Problem requirements
Spot each line that carries the word "incluindo"; copy those lines.

* START Items *

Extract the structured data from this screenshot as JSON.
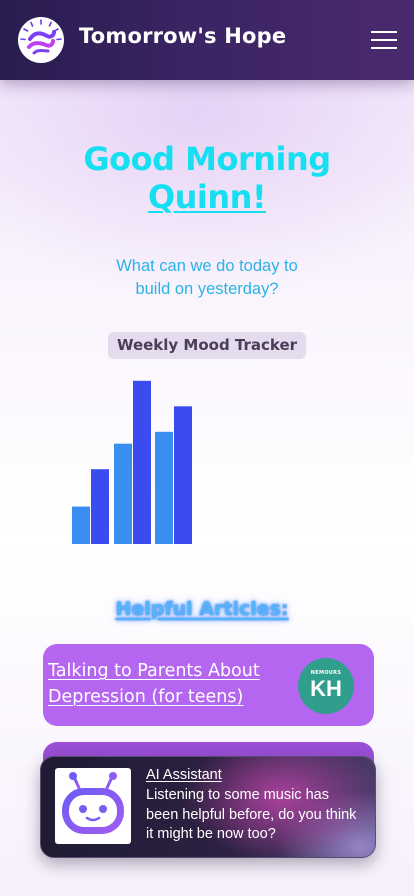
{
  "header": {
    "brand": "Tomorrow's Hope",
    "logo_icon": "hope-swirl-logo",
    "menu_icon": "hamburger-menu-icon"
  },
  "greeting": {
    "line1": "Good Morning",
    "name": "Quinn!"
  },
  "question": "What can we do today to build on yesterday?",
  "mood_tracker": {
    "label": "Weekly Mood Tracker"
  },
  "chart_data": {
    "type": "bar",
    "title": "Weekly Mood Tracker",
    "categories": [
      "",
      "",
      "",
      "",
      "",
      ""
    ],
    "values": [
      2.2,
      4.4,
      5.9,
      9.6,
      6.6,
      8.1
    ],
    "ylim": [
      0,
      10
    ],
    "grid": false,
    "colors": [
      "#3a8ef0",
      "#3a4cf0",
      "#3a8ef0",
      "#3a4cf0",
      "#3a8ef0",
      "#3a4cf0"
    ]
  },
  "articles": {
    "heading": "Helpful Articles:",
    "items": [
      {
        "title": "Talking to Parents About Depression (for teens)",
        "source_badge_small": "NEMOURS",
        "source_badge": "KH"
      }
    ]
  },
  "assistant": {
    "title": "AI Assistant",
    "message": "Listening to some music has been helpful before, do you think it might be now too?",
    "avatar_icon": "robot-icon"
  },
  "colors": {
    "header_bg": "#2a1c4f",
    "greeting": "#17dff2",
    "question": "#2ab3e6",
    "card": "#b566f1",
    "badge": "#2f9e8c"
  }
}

* END Items *
* START Items *

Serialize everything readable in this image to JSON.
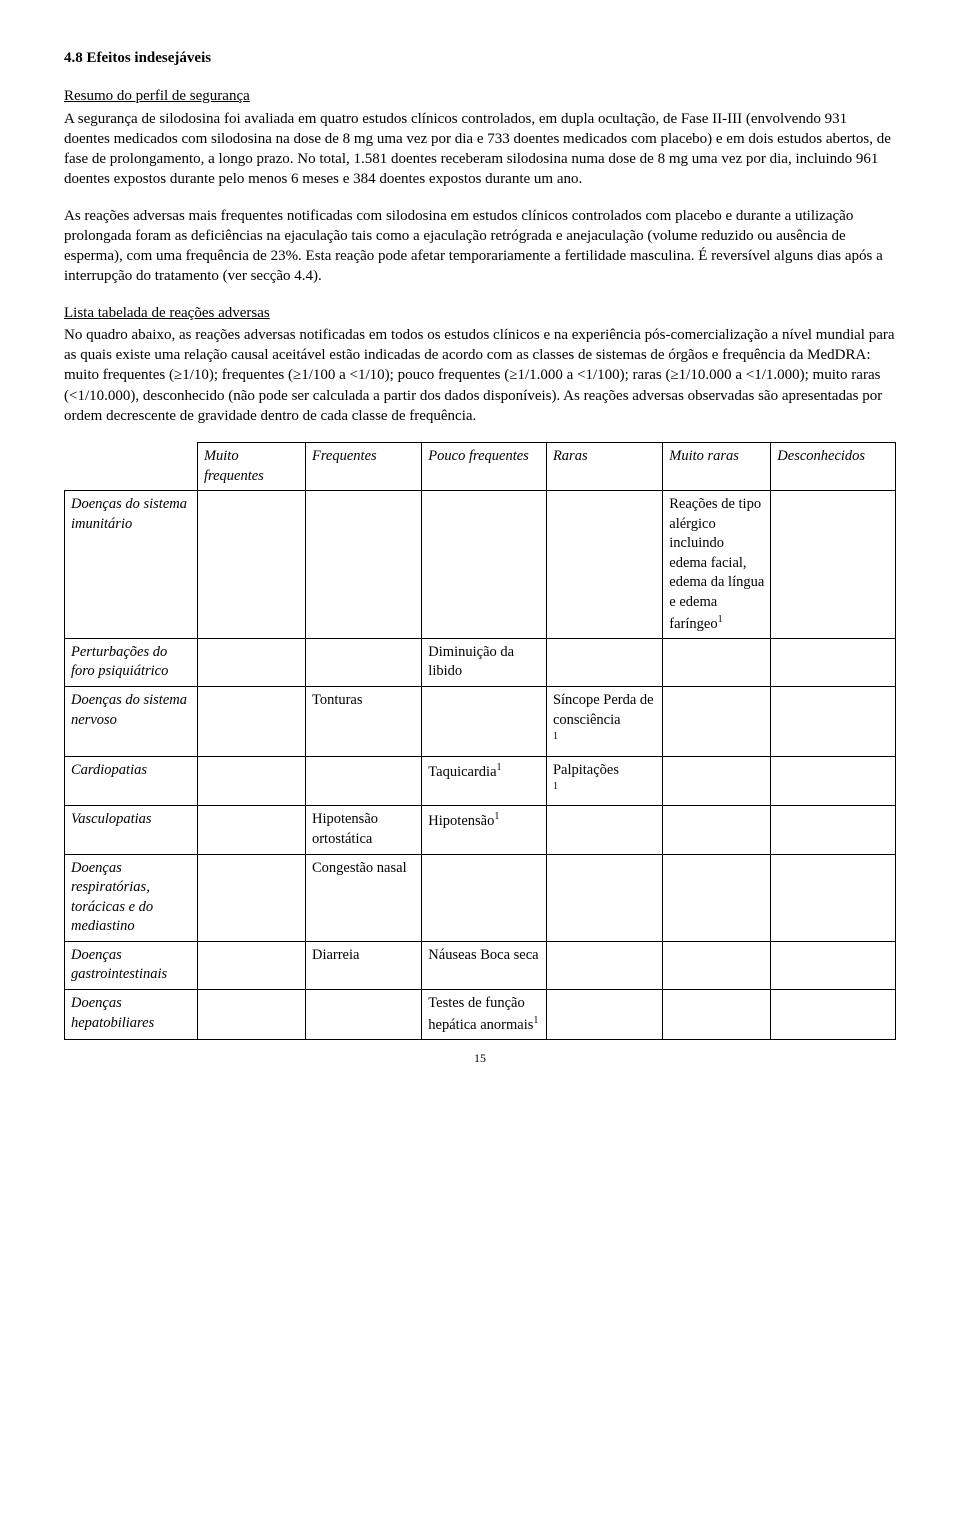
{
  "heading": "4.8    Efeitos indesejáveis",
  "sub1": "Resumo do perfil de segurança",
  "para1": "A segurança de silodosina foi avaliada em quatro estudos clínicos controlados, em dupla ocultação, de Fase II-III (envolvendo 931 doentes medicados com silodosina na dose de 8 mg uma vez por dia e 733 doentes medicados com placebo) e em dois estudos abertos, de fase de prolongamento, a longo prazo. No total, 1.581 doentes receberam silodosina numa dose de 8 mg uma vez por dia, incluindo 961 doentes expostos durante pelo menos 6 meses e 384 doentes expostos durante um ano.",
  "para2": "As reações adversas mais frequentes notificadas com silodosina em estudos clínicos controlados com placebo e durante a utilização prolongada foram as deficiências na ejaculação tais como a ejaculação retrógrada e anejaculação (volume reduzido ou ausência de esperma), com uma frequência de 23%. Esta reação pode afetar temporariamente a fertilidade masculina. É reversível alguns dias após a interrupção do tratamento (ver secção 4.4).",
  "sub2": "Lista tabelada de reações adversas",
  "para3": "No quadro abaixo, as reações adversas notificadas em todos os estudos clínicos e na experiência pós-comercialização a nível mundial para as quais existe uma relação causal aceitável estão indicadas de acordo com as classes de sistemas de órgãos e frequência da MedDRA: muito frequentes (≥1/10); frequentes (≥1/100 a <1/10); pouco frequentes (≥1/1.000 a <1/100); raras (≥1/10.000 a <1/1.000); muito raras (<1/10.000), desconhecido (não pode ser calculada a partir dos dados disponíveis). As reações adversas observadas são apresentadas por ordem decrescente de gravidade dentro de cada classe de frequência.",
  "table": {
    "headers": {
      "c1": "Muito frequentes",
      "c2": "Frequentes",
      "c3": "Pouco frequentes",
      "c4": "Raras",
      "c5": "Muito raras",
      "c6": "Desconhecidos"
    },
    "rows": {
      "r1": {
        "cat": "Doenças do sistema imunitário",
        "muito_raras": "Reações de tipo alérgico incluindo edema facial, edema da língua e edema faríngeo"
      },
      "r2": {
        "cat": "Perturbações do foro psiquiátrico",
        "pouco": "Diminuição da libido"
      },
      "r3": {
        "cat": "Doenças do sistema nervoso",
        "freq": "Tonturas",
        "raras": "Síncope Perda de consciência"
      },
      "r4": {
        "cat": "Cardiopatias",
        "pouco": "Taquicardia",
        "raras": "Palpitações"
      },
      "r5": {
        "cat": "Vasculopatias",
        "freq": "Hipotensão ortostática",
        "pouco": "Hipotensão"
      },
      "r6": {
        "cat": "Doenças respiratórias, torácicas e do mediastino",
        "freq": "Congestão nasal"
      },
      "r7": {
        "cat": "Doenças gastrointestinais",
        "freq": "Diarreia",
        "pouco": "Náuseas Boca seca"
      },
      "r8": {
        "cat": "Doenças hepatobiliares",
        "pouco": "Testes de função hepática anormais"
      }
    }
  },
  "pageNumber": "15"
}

* END Items *

Task response
  "para1": "A segurança de silodosina foi avaliada em quatro estudos clínicos controlados, em dupla ocultação, de Fase II-III (envolvendo 931 doentes medicados com silodosina na dose de 8 mg uma vez por dia e 733 doentes medicados com placebo) e em dois estudos abertos, de fase de prolongamento, a longo prazo. No total, 1.581 doentes receberam silodosina numa dose de 8 mg uma vez por dia, incluindo 961 doentes expostos durante pelo menos 6 meses e 384 doentes expostos durante um ano.",
        "muito_raras": "Reações de tipo alérgico incluindo edema facial, edema da língua e edema faríngeo"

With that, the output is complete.